**DATA EXCERPTS**.

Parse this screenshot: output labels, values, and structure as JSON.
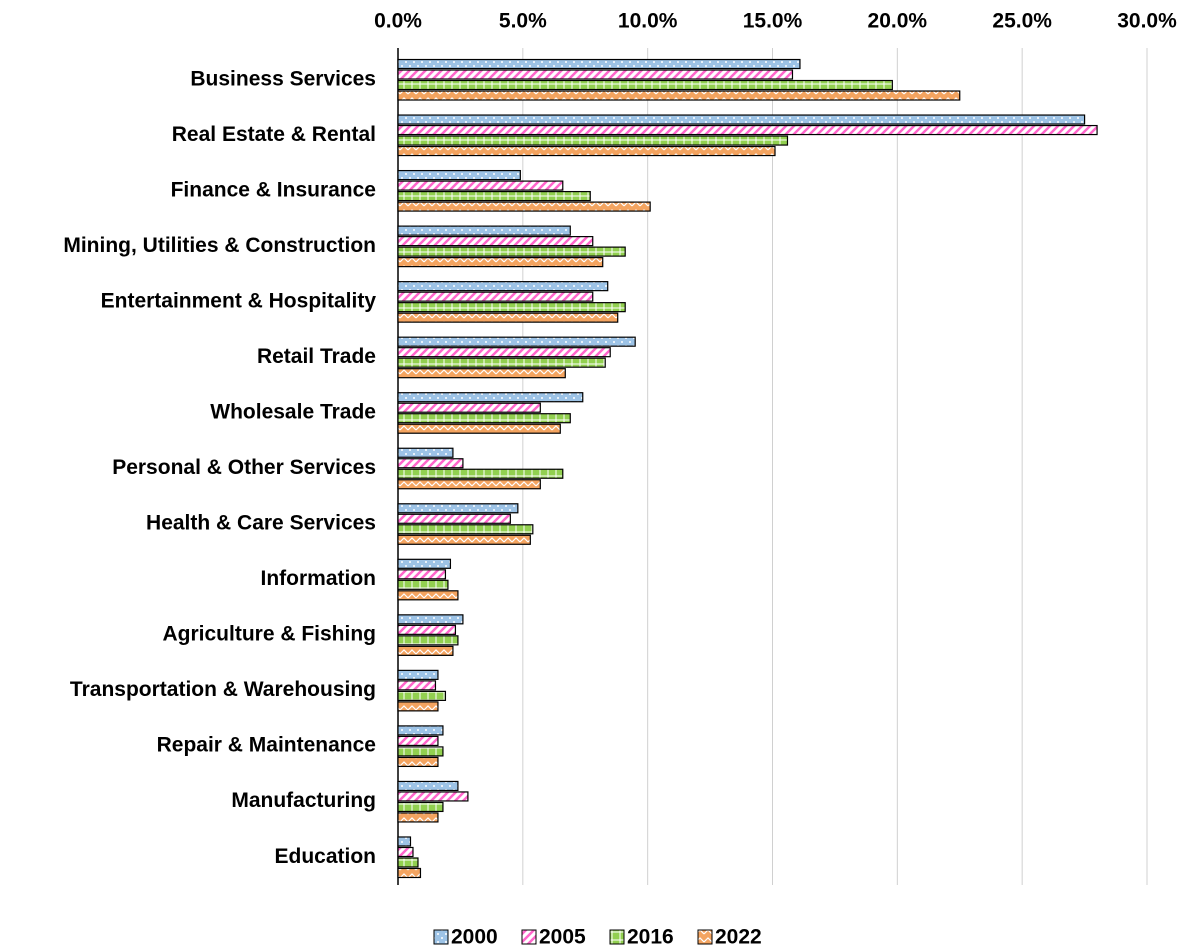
{
  "chart_data": {
    "type": "hbar",
    "categories": [
      "Business Services",
      "Real Estate & Rental",
      "Finance & Insurance",
      "Mining, Utilities & Construction",
      "Entertainment & Hospitality",
      "Retail Trade",
      "Wholesale Trade",
      "Personal & Other Services",
      "Health & Care Services",
      "Information",
      "Agriculture & Fishing",
      "Transportation & Warehousing",
      "Repair & Maintenance",
      "Manufacturing",
      "Education"
    ],
    "series": [
      {
        "name": "2000",
        "color": "#9dc3e6",
        "values": [
          16.1,
          27.5,
          4.9,
          6.9,
          8.4,
          9.5,
          7.4,
          2.2,
          4.8,
          2.1,
          2.6,
          1.6,
          1.8,
          2.4,
          0.5
        ]
      },
      {
        "name": "2005",
        "color": "#ff66cc",
        "values": [
          15.8,
          28.0,
          6.6,
          7.8,
          7.8,
          8.5,
          5.7,
          2.6,
          4.5,
          1.9,
          2.3,
          1.5,
          1.6,
          2.8,
          0.6
        ]
      },
      {
        "name": "2016",
        "color": "#92d050",
        "values": [
          19.8,
          15.6,
          7.7,
          9.1,
          9.1,
          8.3,
          6.9,
          6.6,
          5.4,
          2.0,
          2.4,
          1.9,
          1.8,
          1.8,
          0.8
        ]
      },
      {
        "name": "2022",
        "color": "#f4a460",
        "values": [
          22.5,
          15.1,
          10.1,
          8.2,
          8.8,
          6.7,
          6.5,
          5.7,
          5.3,
          2.4,
          2.2,
          1.6,
          1.6,
          1.6,
          0.9
        ]
      }
    ],
    "xlim": [
      0,
      30
    ],
    "xticks": [
      {
        "value": 0,
        "label": "0.0%"
      },
      {
        "value": 5,
        "label": "5.0%"
      },
      {
        "value": 10,
        "label": "10.0%"
      },
      {
        "value": 15,
        "label": "15.0%"
      },
      {
        "value": 20,
        "label": "20.0%"
      },
      {
        "value": 25,
        "label": "25.0%"
      },
      {
        "value": 30,
        "label": "30.0%"
      }
    ],
    "grid": true,
    "legend": "bottom"
  }
}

**WHAT IS REQUIRED**.
Copy out each record shown above without alteration, skipping any picture.

**ANSWER**.
Parse this screenshot: output labels, values, and structure as JSON.
{
  "chart_data": {
    "type": "hbar",
    "categories": [
      "Business Services",
      "Real Estate & Rental",
      "Finance & Insurance",
      "Mining, Utilities & Construction",
      "Entertainment & Hospitality",
      "Retail Trade",
      "Wholesale Trade",
      "Personal & Other Services",
      "Health & Care Services",
      "Information",
      "Agriculture & Fishing",
      "Transportation & Warehousing",
      "Repair & Maintenance",
      "Manufacturing",
      "Education"
    ],
    "series": [
      {
        "name": "2000",
        "color": "#9dc3e6",
        "values": [
          16.1,
          27.5,
          4.9,
          6.9,
          8.4,
          9.5,
          7.4,
          2.2,
          4.8,
          2.1,
          2.6,
          1.6,
          1.8,
          2.4,
          0.5
        ]
      },
      {
        "name": "2005",
        "color": "#ff66cc",
        "values": [
          15.8,
          28.0,
          6.6,
          7.8,
          7.8,
          8.5,
          5.7,
          2.6,
          4.5,
          1.9,
          2.3,
          1.5,
          1.6,
          2.8,
          0.6
        ]
      },
      {
        "name": "2016",
        "color": "#92d050",
        "values": [
          19.8,
          15.6,
          7.7,
          9.1,
          9.1,
          8.3,
          6.9,
          6.6,
          5.4,
          2.0,
          2.4,
          1.9,
          1.8,
          1.8,
          0.8
        ]
      },
      {
        "name": "2022",
        "color": "#f4a460",
        "values": [
          22.5,
          15.1,
          10.1,
          8.2,
          8.8,
          6.7,
          6.5,
          5.7,
          5.3,
          2.4,
          2.2,
          1.6,
          1.6,
          1.6,
          0.9
        ]
      }
    ],
    "xlim": [
      0,
      30
    ],
    "xticks": [
      {
        "value": 0,
        "label": "0.0%"
      },
      {
        "value": 5,
        "label": "5.0%"
      },
      {
        "value": 10,
        "label": "10.0%"
      },
      {
        "value": 15,
        "label": "15.0%"
      },
      {
        "value": 20,
        "label": "20.0%"
      },
      {
        "value": 25,
        "label": "25.0%"
      },
      {
        "value": 30,
        "label": "30.0%"
      }
    ],
    "grid": true,
    "legend": "bottom"
  }
}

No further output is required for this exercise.